Records from a collection of figures:
[BEGIN]

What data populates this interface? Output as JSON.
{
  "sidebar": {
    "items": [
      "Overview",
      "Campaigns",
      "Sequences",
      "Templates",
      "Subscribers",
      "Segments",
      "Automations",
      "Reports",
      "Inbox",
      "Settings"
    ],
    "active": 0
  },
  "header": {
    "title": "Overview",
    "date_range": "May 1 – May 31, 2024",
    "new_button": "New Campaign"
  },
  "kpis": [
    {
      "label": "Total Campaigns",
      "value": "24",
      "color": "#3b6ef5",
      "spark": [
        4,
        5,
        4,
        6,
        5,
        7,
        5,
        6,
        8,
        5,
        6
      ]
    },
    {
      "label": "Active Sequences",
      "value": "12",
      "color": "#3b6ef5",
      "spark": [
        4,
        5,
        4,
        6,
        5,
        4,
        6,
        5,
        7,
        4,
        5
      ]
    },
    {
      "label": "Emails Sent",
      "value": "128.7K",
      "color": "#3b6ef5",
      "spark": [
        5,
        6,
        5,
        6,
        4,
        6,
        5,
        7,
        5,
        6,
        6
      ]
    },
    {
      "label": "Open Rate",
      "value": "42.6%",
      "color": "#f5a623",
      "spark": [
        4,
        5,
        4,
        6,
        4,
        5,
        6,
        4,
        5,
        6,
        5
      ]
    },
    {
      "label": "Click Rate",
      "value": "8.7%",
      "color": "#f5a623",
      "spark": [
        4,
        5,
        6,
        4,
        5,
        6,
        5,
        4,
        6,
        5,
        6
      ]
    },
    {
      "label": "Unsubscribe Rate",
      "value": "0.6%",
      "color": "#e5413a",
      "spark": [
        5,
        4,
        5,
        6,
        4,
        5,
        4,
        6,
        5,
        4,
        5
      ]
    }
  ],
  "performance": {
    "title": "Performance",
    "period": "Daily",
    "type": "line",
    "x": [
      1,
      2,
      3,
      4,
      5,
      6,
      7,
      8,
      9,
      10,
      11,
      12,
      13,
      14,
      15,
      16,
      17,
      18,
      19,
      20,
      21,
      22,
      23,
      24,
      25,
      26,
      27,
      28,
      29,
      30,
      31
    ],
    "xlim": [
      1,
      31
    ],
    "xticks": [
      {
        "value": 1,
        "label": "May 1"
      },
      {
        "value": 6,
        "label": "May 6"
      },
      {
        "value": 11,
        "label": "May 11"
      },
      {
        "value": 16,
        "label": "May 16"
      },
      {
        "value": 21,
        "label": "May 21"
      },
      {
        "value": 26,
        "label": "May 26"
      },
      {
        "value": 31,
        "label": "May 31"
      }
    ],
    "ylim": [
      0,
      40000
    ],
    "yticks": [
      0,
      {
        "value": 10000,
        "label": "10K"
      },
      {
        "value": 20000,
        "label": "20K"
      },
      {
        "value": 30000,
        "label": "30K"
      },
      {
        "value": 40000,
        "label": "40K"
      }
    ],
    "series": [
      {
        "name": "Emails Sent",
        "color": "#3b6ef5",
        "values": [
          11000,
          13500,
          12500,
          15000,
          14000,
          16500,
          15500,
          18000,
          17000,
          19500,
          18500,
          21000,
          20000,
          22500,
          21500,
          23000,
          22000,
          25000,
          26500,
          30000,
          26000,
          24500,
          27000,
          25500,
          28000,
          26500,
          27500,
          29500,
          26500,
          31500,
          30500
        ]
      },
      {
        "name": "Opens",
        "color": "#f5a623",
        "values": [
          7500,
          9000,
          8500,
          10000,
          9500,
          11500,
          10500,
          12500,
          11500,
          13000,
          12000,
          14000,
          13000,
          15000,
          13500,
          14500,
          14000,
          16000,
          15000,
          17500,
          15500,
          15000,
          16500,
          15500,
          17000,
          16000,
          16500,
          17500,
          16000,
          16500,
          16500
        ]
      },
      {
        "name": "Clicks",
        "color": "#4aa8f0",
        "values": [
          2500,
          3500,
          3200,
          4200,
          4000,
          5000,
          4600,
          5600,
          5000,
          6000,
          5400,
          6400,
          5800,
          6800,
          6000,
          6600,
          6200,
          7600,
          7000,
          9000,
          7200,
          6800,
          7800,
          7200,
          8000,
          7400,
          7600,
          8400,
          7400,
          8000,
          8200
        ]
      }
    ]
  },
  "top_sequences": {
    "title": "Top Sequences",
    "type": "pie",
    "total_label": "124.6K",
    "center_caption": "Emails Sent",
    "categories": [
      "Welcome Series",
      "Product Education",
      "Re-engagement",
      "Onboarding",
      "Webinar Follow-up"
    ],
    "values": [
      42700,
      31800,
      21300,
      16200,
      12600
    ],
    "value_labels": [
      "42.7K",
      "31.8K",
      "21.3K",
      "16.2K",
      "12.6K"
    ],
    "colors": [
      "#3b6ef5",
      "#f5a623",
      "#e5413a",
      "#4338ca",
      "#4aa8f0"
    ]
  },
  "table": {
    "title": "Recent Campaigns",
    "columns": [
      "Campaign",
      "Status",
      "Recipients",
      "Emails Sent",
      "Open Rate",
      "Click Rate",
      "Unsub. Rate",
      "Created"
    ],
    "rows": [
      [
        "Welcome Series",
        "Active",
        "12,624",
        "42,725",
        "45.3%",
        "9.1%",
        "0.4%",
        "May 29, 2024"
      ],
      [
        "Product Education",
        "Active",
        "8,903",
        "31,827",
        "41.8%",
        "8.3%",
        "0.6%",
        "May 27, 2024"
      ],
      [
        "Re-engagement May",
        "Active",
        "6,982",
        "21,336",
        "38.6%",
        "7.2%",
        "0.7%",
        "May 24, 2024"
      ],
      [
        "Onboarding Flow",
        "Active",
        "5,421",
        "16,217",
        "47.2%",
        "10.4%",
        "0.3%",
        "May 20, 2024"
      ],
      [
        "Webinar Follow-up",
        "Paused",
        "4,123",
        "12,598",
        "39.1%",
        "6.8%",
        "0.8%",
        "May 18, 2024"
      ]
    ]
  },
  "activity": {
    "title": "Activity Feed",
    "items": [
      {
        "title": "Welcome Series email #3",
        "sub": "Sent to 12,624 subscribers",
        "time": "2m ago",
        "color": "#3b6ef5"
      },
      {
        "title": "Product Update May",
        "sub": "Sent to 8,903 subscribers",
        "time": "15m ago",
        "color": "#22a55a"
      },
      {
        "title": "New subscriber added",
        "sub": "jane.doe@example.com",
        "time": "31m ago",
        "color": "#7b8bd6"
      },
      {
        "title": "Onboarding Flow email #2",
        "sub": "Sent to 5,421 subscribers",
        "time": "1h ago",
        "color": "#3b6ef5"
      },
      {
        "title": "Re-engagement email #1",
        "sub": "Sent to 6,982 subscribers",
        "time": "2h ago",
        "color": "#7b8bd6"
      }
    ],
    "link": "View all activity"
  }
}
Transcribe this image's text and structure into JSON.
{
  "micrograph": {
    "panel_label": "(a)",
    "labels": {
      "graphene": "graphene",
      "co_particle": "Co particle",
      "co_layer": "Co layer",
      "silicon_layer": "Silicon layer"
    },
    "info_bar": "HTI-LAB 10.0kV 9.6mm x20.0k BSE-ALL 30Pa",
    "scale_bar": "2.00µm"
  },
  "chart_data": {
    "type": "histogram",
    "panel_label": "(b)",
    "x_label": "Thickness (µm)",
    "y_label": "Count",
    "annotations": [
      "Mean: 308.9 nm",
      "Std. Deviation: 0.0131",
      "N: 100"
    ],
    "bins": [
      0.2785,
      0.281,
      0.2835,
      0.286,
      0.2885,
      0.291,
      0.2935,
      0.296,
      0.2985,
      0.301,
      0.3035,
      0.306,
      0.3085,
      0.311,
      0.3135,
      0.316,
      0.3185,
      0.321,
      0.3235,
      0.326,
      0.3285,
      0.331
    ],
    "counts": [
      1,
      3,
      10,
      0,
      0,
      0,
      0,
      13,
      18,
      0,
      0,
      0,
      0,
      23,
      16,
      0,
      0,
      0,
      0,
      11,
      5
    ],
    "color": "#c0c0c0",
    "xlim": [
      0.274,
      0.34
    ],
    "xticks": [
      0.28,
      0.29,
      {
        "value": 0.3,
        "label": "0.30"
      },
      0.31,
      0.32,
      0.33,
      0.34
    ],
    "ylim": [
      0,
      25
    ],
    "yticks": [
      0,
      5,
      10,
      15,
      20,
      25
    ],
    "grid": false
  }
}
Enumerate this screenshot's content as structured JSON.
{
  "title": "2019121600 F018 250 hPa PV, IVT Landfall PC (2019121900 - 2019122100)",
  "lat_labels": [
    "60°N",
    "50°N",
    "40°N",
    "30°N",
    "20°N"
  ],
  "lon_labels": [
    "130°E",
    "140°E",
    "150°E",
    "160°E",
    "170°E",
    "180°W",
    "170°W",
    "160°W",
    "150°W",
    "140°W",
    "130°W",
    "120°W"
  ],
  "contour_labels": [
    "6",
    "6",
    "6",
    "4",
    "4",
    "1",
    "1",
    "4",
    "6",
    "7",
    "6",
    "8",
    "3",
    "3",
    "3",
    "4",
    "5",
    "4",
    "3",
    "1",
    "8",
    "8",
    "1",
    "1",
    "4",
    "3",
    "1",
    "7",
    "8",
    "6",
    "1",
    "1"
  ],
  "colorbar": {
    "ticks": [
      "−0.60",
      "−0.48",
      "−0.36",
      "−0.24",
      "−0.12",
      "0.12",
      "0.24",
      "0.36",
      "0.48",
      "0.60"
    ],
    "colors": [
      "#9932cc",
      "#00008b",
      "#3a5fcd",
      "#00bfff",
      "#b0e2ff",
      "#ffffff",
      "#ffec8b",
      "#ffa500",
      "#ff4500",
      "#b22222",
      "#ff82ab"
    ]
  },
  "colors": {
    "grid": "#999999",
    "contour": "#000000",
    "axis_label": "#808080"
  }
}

[END]

§ **YOUR INSTRUCTIONS**:
Find the word "Onboarding" in the entries above and gather every line that holds it.

§ **FINAL ANSWER**:
      "Onboarding",
        "Onboarding Flow",
        "title": "Onboarding Flow email #2",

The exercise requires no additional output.